◆ Objective ◆
Report, as a bare number, how many lines contain the string "document".

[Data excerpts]
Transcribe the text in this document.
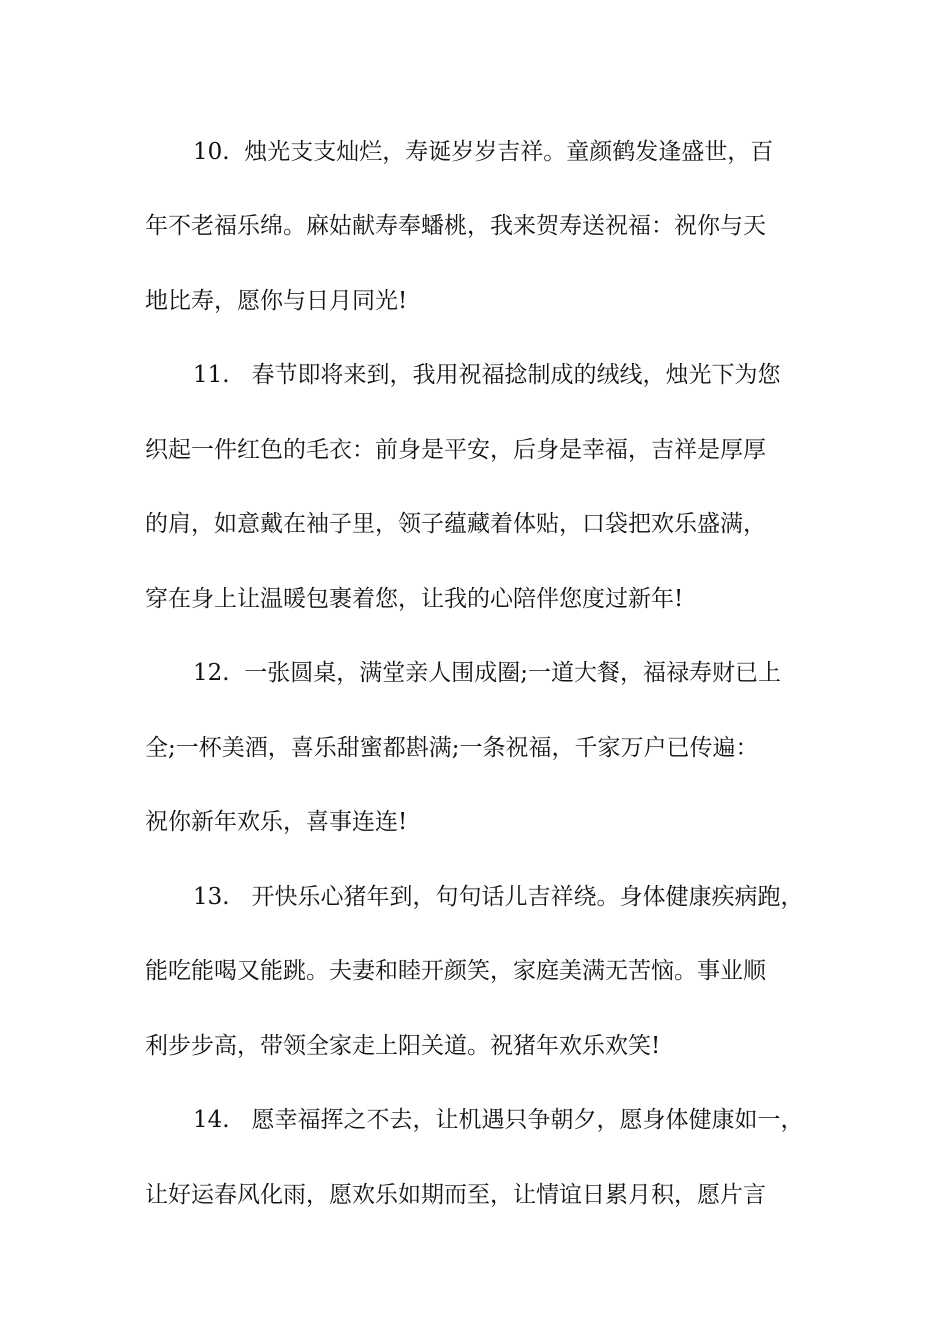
10.  烛光支支灿烂，寿诞岁岁吉祥。童颜鹤发逢盛世，百

年不老福乐绵。麻姑献寿奉蟠桃，我来贺寿送祝福：祝你与天

地比寿，愿你与日月同光!

11.   春节即将来到，我用祝福捻制成的绒线，烛光下为您

织起一件红色的毛衣：前身是平安，后身是幸福，吉祥是厚厚

的肩，如意戴在袖子里，领子蕴藏着体贴，口袋把欢乐盛满，

穿在身上让温暖包裹着您，让我的心陪伴您度过新年!

12.  一张圆桌，满堂亲人围成圈;一道大餐，福禄寿财已上

全;一杯美酒，喜乐甜蜜都斟满;一条祝福，千家万户已传遍：

祝你新年欢乐，喜事连连!

13.   开快乐心猪年到，句句话儿吉祥绕。身体健康疾病跑，

能吃能喝又能跳。夫妻和睦开颜笑，家庭美满无苦恼。事业顺

利步步高，带领全家走上阳关道。祝猪年欢乐欢笑!

14.   愿幸福挥之不去，让机遇只争朝夕，愿身体健康如一，

让好运春风化雨，愿欢乐如期而至，让情谊日累月积，愿片言
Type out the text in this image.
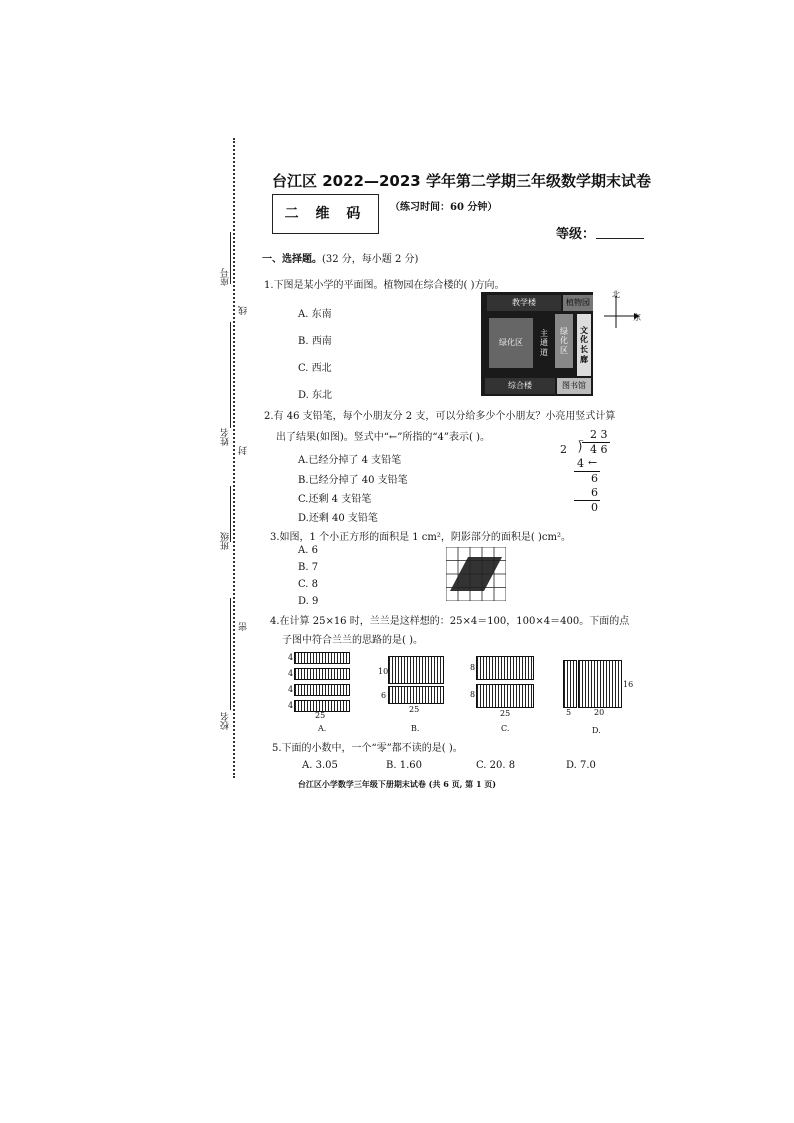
座号
线
姓名
封
班级
密
校名
台江区 2022—2023 学年第二学期三年级数学期末试卷
二 维 码	（练习时间：60 分钟）
等级：
一、选择题。(32 分，每小题 2 分)
1.下图是某小学的平面图。植物园在综合楼的( )方向。
A. 东南
B. 西南
C. 西北
D. 东北
教学楼	植物园
绿化区
主
通
道
绿
化
区
文
化
长
廊
综合楼	图书馆
北
东
2.有 46 支铅笔，每个小朋友分 2 支，可以分给多少个小朋友？小亮用竖式计算
出了结果(如图)。竖式中“←”所指的“4”表示( )。
A.已经分掉了 4 支铅笔
B.已经分掉了 40 支铅笔
C.还剩 4 支铅笔
D.还剩 40 支铅笔
2 3
2 ⟌ 4 6
4 ←
6
6
0
3.如图，1 个小正方形的面积是 1 cm²，阴影部分的面积是( )cm²。
A. 6
B. 7
C. 8
D. 9
4.在计算 25×16 时，兰兰是这样想的：25×4＝100，100×4＝400。下面的点
子图中符合兰兰的思路的是( )。
4
4
4
4
25
A.
10
6
25
B.
8
8
25
C.
16
5	20
D.
5.下面的小数中，一个“零”都不读的是( )。
A. 3.05	B. 1.60	C. 20. 8	D. 7.0
台江区小学数学三年级下册期末试卷 (共 6 页, 第 1 页)
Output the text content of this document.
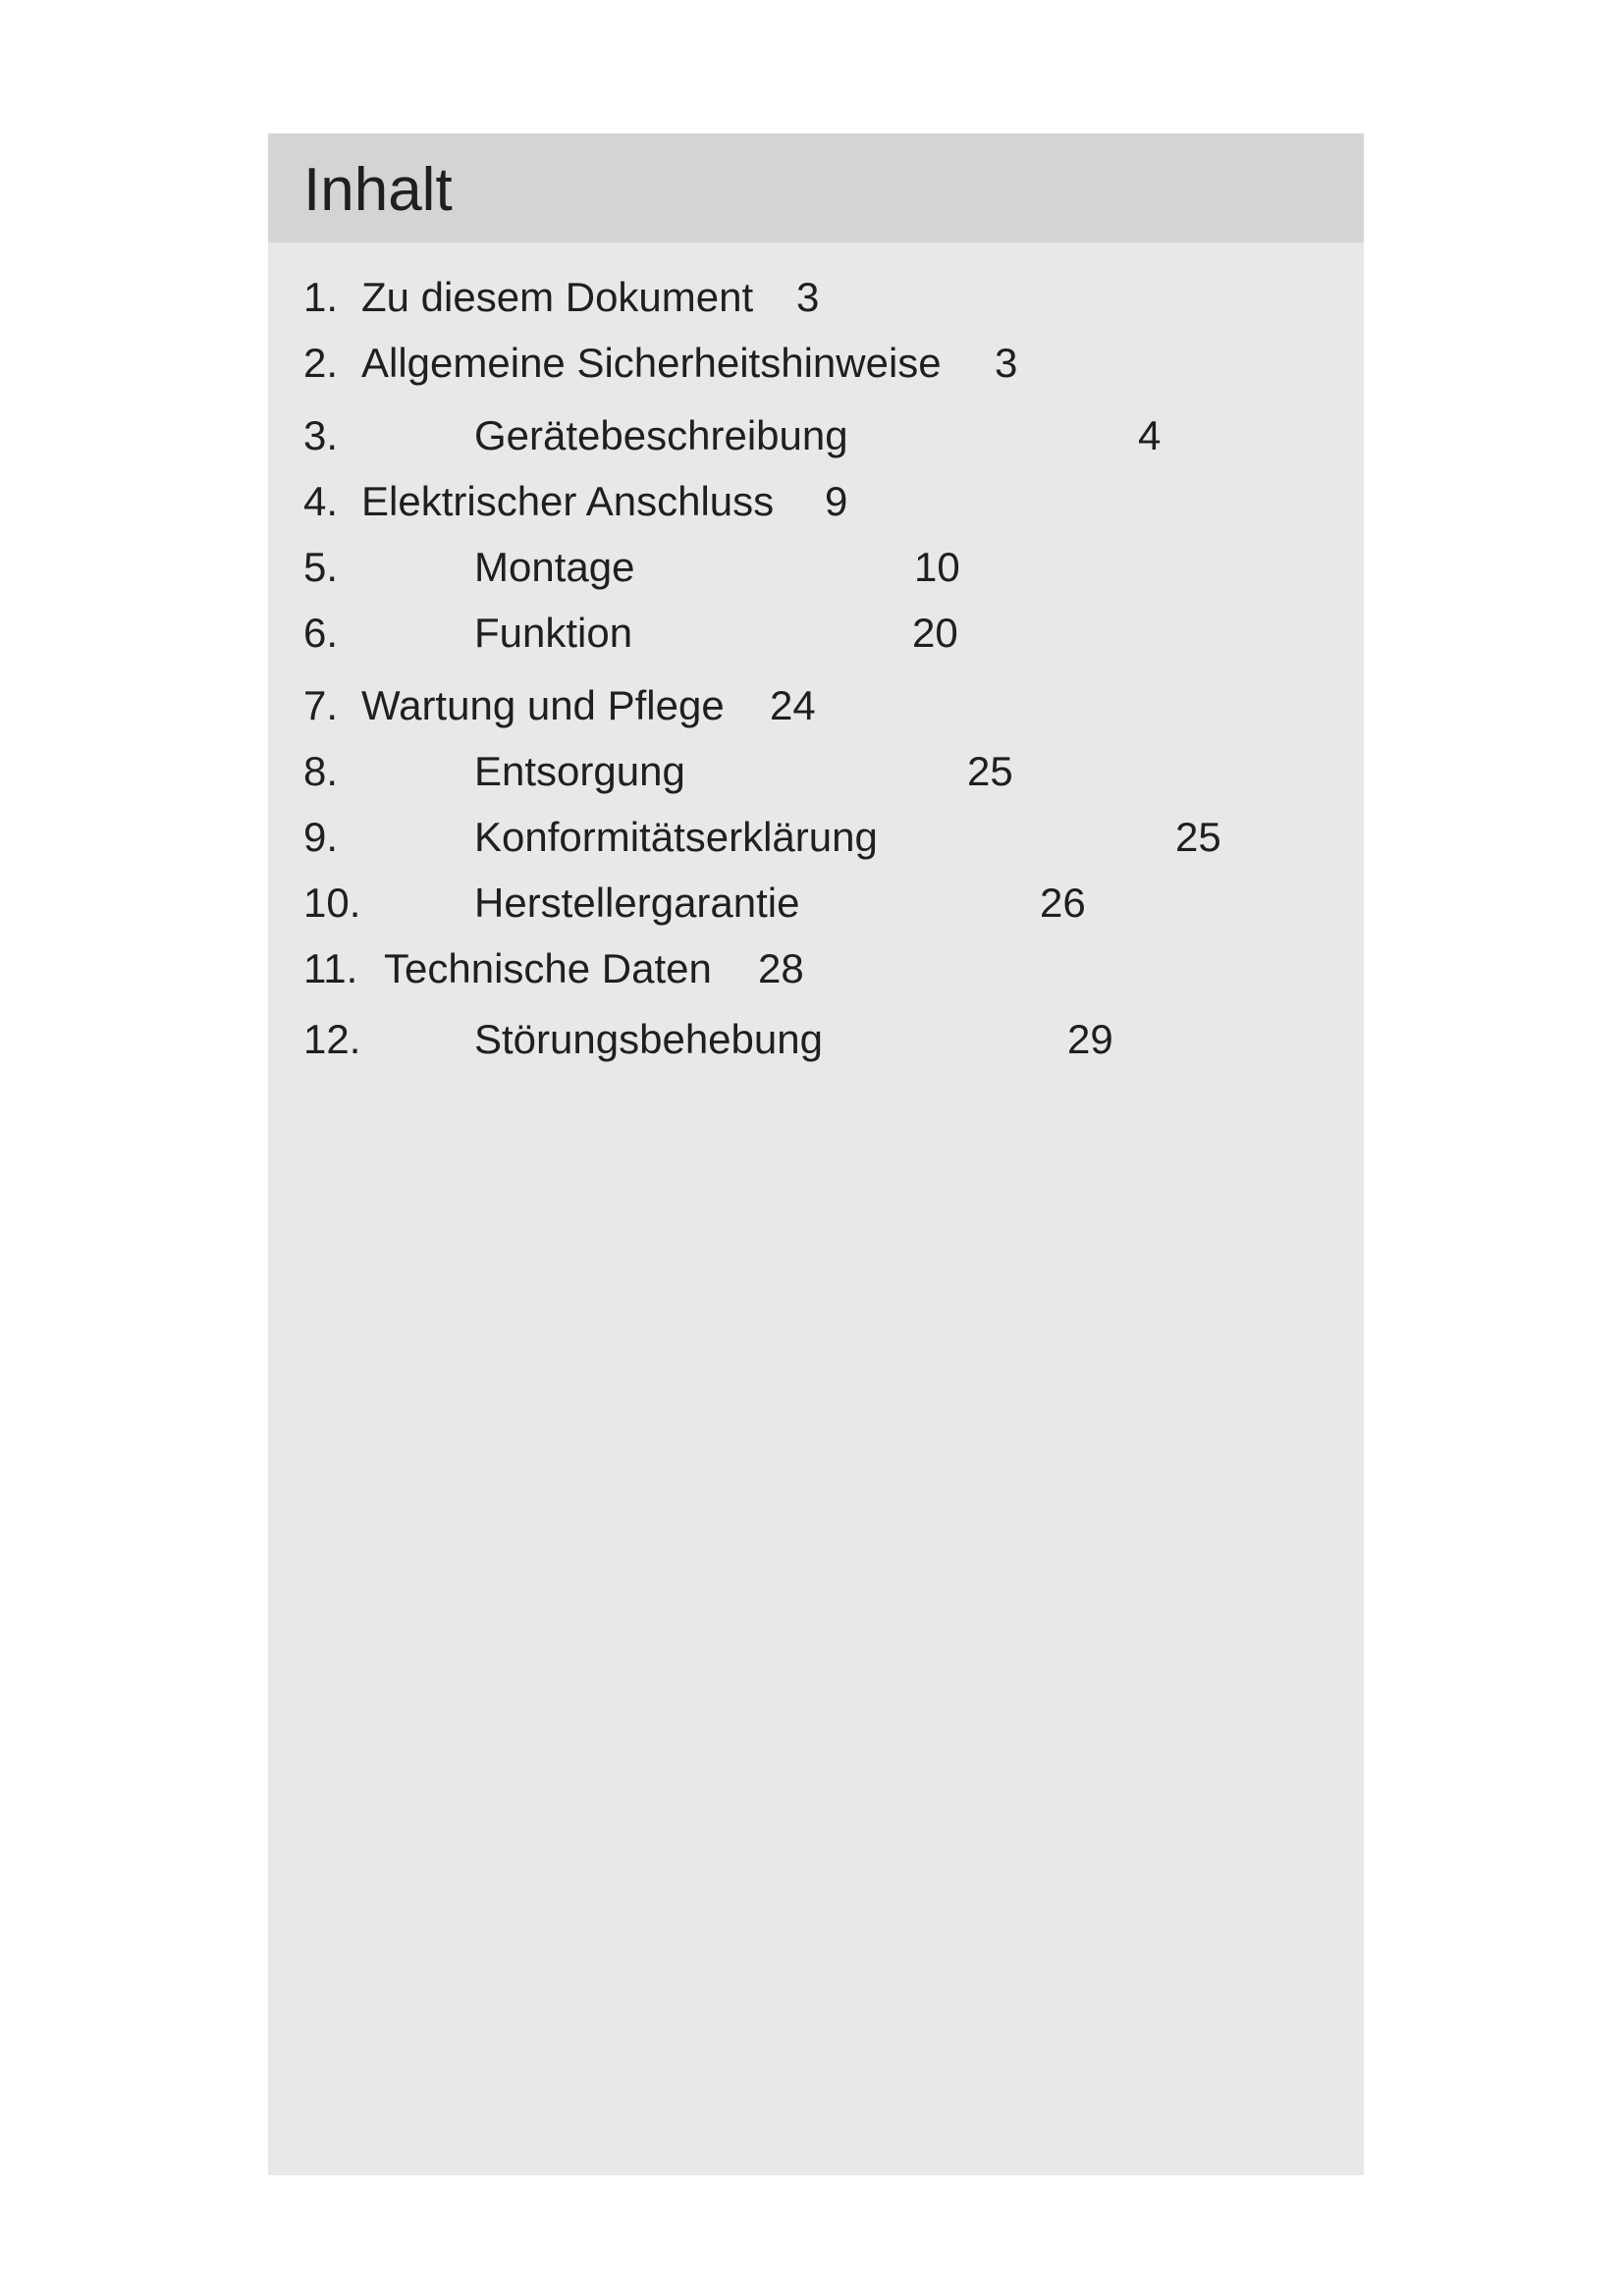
Inhalt
1. Zu diesem Dokument 3
2. Allgemeine Sicherheitshinweise 3
3.	Gerätebeschreibung	4
4. Elektrischer Anschluss 9
5.	Montage	10
6.	Funktion	20
7. Wartung und Pflege 24
8.	Entsorgung	25
9.	Konformitätserklärung	25
10.	Herstellergarantie	26
11. Technische Daten 28
12.	Störungsbehebung	29
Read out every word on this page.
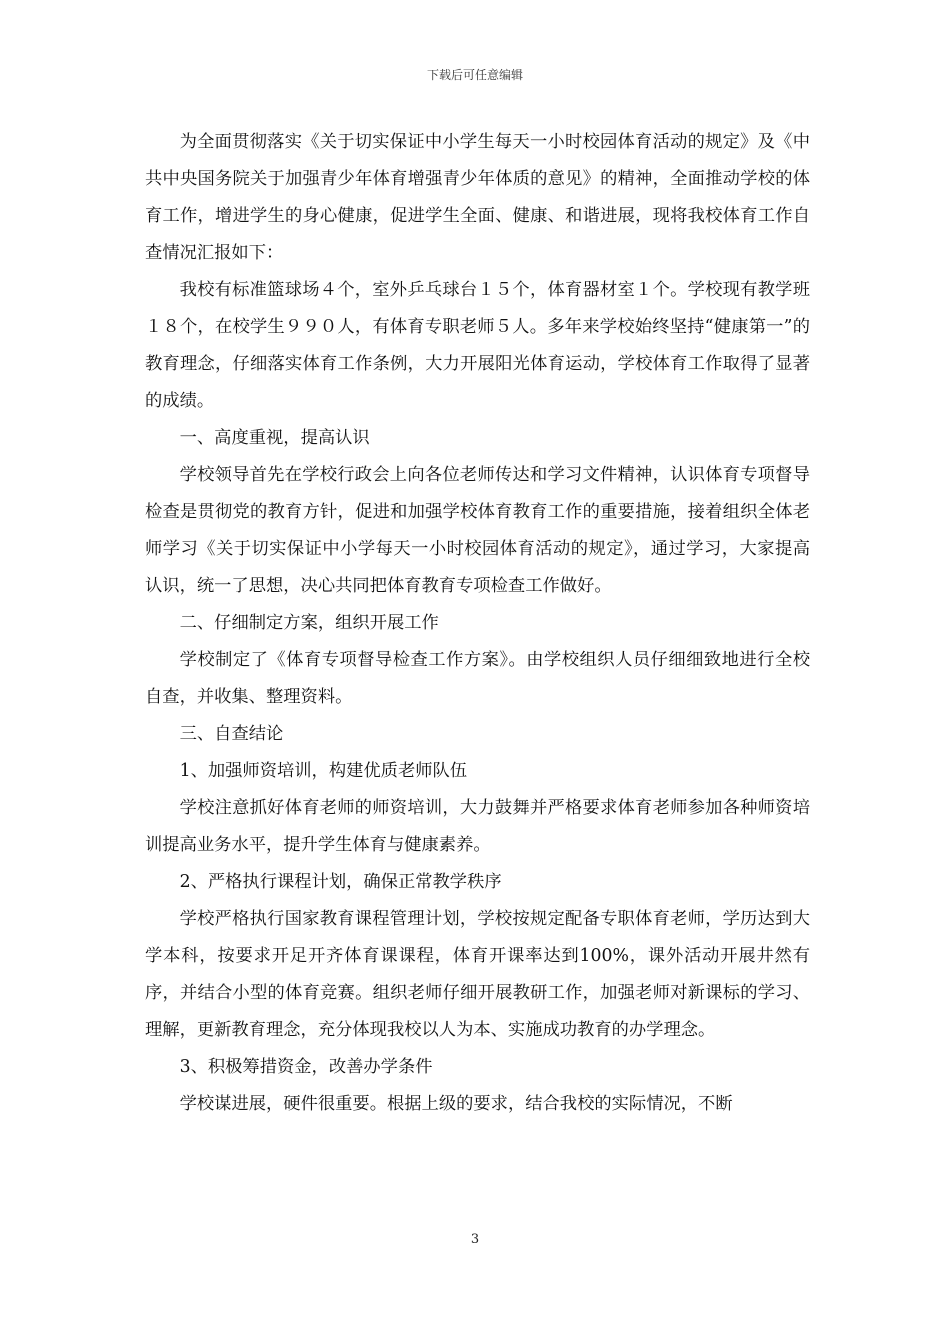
下载后可任意编辑

为全面贯彻落实《关于切实保证中小学生每天一小时校园体育活动的规定》及《中共中央国务院关于加强青少年体育增强青少年体质的意见》的精神，全面推动学校的体育工作，增进学生的身心健康，促进学生全面、健康、和谐进展，现将我校体育工作自查情况汇报如下：

我校有标准篮球场４个，室外乒乓球台１５个，体育器材室１个。学校现有教学班１８个，在校学生９９０人，有体育专职老师５人。多年来学校始终坚持“健康第一”的教育理念，仔细落实体育工作条例，大力开展阳光体育运动，学校体育工作取得了显著的成绩。

一、高度重视，提高认识

学校领导首先在学校行政会上向各位老师传达和学习文件精神，认识体育专项督导检查是贯彻党的教育方针，促进和加强学校体育教育工作的重要措施，接着组织全体老师学习《关于切实保证中小学每天一小时校园体育活动的规定》，通过学习，大家提高认识，统一了思想，决心共同把体育教育专项检查工作做好。

二、仔细制定方案，组织开展工作

学校制定了《体育专项督导检查工作方案》。由学校组织人员仔细细致地进行全校自查，并收集、整理资料。

三、自查结论

1、加强师资培训，构建优质老师队伍

学校注意抓好体育老师的师资培训，大力鼓舞并严格要求体育老师参加各种师资培训提高业务水平，提升学生体育与健康素养。

2、严格执行课程计划，确保正常教学秩序

学校严格执行国家教育课程管理计划，学校按规定配备专职体育老师，学历达到大学本科，按要求开足开齐体育课课程，体育开课率达到100%，课外活动开展井然有序，并结合小型的体育竞赛。组织老师仔细开展教研工作，加强老师对新课标的学习、理解，更新教育理念，充分体现我校以人为本、实施成功教育的办学理念。

3、积极筹措资金，改善办学条件

学校谋进展，硬件很重要。根据上级的要求，结合我校的实际情况，不断

3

◆ Answer below ◆
2